■ Supplied material:
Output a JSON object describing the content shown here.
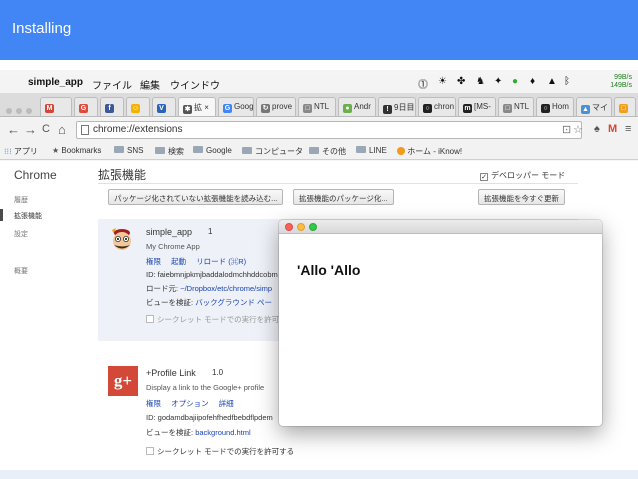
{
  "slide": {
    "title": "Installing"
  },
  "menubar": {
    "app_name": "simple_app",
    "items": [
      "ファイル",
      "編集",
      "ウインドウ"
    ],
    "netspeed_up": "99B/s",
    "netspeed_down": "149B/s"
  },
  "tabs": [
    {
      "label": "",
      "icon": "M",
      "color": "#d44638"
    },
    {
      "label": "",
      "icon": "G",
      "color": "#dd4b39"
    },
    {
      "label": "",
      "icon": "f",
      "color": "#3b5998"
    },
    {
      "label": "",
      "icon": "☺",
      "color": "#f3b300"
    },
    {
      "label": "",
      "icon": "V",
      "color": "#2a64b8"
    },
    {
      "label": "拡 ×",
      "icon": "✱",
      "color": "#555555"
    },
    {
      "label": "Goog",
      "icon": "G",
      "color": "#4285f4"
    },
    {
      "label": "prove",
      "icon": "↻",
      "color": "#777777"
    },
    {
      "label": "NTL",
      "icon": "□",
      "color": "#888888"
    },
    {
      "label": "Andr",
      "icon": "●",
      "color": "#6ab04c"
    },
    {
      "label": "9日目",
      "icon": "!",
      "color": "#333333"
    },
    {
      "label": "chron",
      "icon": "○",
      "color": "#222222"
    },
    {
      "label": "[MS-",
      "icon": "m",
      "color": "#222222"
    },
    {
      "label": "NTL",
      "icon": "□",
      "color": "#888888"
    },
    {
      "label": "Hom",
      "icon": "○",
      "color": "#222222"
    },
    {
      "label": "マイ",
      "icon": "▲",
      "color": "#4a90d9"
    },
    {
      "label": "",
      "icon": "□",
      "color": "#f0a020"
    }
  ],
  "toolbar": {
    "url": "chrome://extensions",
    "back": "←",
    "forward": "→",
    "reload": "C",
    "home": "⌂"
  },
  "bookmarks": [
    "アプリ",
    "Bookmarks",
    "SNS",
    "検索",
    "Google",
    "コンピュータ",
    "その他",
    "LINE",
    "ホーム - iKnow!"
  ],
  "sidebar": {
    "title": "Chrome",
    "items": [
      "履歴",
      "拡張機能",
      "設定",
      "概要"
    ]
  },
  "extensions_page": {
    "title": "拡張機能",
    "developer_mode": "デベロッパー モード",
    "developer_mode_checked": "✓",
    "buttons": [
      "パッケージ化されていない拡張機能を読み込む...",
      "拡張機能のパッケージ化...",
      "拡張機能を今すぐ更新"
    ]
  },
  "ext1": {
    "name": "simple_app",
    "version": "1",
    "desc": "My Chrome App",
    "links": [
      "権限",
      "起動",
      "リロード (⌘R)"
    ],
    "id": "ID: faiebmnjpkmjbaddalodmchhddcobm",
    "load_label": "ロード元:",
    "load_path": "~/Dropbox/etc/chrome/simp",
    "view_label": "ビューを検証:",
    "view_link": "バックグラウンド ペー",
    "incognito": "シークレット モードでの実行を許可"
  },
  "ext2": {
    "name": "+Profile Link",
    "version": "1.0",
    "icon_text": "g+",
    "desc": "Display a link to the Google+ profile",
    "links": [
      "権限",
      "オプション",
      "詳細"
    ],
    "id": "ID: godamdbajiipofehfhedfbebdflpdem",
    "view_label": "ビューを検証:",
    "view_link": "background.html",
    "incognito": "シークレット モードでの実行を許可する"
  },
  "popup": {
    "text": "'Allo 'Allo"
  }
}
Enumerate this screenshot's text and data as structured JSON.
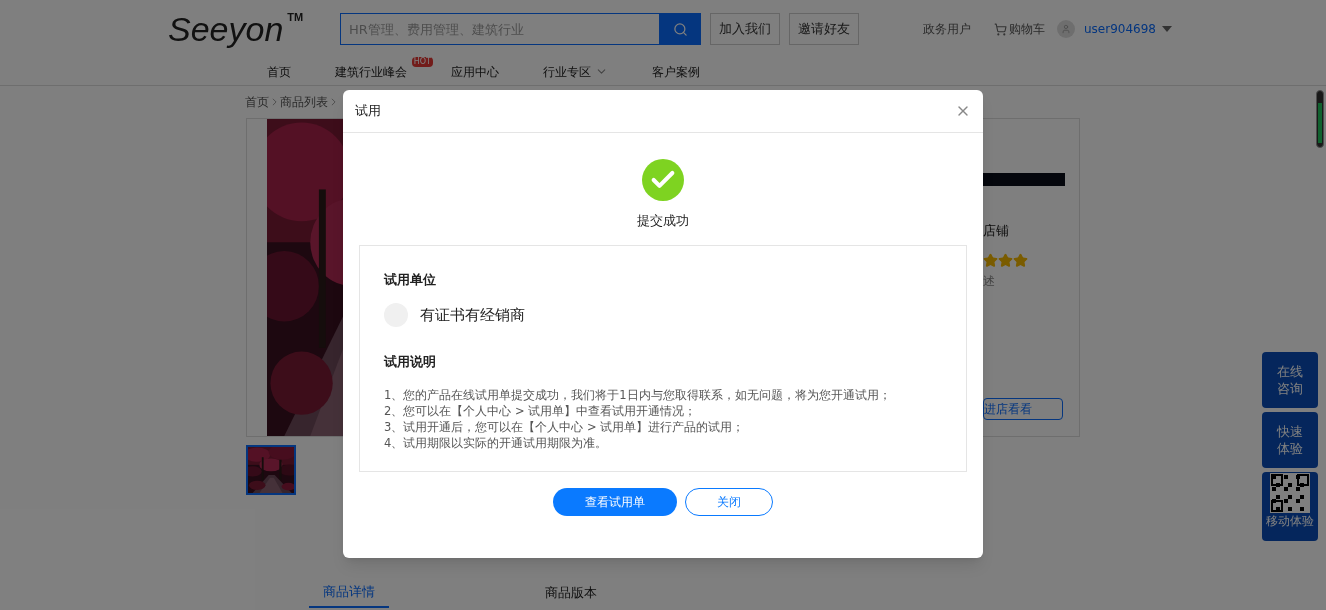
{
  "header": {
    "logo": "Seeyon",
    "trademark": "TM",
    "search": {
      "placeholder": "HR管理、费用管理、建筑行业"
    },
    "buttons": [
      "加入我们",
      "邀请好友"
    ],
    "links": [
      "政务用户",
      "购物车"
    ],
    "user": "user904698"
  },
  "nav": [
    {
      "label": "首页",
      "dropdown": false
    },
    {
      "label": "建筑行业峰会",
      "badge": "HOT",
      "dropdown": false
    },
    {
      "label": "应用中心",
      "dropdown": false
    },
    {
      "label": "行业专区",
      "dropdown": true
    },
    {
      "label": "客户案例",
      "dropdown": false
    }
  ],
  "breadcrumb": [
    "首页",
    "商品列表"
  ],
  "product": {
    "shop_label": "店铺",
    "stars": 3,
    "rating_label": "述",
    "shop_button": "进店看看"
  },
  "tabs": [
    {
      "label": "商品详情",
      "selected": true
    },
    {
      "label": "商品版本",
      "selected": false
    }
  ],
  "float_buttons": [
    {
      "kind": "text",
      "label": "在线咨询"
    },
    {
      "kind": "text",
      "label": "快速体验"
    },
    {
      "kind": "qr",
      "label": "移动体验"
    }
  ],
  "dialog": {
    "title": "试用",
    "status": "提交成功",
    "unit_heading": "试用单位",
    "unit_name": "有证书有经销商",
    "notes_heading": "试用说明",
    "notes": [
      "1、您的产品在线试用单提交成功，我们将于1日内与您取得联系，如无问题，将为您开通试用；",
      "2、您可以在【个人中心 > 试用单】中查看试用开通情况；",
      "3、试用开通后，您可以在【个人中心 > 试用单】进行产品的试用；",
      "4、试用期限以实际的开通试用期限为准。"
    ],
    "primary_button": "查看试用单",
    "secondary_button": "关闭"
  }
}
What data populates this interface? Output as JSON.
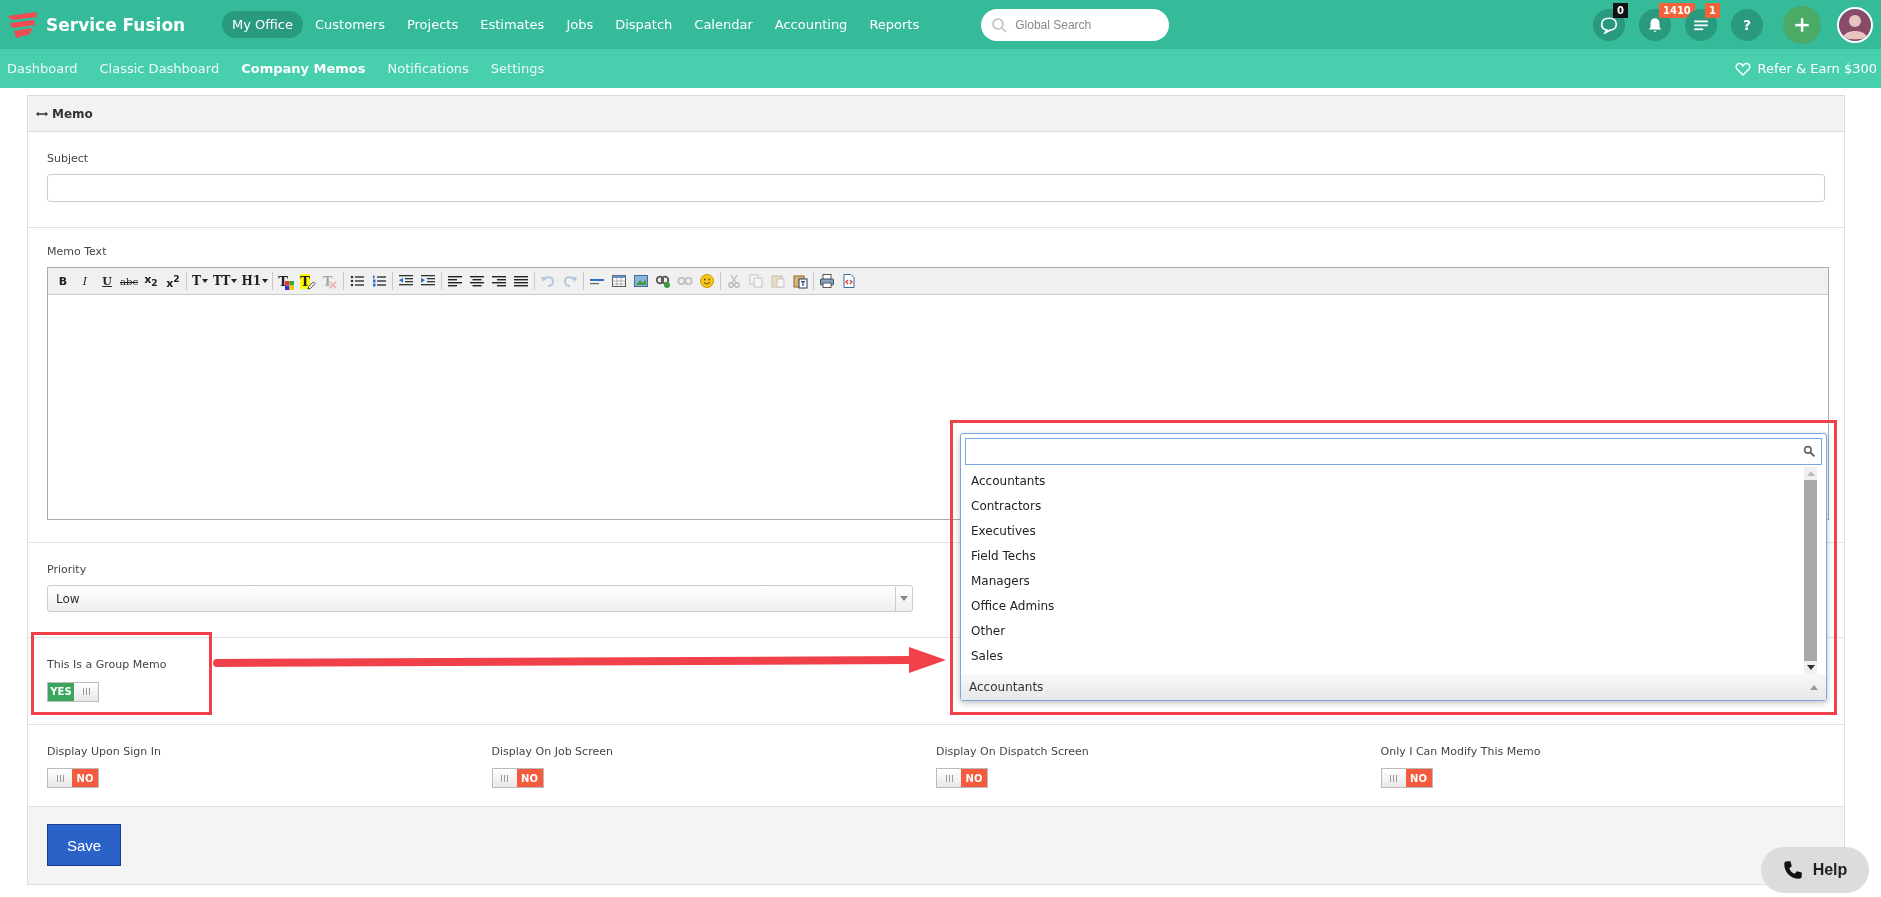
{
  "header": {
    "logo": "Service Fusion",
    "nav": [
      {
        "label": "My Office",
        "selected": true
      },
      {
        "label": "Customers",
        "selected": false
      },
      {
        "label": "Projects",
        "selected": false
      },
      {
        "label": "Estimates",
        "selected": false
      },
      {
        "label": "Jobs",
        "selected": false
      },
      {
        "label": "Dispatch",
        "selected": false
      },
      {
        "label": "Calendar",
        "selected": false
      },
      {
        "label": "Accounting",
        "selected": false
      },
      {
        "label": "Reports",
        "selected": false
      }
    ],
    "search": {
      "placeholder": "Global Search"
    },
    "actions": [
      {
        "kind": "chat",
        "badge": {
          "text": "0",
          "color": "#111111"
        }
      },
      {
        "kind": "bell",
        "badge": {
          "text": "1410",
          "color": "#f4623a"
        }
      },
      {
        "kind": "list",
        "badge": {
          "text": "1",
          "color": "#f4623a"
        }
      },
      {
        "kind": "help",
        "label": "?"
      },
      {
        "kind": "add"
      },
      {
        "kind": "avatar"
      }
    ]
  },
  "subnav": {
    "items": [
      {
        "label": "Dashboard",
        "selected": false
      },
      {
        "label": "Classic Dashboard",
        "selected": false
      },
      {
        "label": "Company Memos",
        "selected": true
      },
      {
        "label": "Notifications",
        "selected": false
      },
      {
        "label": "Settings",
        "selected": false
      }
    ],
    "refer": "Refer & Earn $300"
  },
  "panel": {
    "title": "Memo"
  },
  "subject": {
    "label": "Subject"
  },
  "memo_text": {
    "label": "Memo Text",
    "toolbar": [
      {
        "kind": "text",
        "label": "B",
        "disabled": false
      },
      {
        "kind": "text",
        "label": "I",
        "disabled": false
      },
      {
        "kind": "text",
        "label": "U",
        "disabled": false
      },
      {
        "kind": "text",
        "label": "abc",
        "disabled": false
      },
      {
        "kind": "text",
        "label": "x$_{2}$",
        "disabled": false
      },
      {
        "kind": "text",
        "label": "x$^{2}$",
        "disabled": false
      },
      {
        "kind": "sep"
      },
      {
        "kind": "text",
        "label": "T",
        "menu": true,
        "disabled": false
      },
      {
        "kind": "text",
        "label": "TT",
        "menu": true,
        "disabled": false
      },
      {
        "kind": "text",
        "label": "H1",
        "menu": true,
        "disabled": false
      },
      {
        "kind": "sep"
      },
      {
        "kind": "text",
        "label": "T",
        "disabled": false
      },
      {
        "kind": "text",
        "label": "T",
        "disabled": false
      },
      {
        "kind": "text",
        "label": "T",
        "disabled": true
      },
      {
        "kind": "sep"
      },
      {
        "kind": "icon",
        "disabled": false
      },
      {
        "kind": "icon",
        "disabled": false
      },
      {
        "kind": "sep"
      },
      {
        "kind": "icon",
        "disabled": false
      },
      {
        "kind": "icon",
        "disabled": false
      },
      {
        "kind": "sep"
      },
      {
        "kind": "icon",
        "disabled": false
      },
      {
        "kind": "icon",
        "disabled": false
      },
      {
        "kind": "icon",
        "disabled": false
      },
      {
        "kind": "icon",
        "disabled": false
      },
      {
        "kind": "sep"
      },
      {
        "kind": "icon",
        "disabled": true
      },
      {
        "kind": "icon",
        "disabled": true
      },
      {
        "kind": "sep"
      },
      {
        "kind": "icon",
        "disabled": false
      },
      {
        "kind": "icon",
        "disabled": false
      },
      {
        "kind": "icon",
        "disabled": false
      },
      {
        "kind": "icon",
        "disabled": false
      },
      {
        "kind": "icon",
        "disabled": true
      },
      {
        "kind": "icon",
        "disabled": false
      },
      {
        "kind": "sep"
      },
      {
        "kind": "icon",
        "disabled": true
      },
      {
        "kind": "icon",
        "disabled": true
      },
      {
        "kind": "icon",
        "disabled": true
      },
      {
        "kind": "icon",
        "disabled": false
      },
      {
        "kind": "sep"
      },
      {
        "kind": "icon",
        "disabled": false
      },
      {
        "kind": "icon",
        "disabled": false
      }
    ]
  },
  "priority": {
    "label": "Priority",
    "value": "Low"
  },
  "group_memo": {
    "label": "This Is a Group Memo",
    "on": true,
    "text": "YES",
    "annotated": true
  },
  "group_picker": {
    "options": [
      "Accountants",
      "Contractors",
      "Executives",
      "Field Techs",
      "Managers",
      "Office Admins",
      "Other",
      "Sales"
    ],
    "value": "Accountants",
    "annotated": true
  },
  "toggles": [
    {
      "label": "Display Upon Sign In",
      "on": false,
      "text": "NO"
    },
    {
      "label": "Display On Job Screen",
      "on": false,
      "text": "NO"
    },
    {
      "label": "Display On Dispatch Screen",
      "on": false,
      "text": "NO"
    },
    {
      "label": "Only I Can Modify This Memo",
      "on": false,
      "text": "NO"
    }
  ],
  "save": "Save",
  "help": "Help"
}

■ Instructions for the task:
Filter the entries above down to the lines containing the word "个人中心".

■ Full output:
      "2、您可以在【个人中心 > 试用单】中查看试用开通情况；",
      "3、试用开通后，您可以在【个人中心 > 试用单】进行产品的试用；",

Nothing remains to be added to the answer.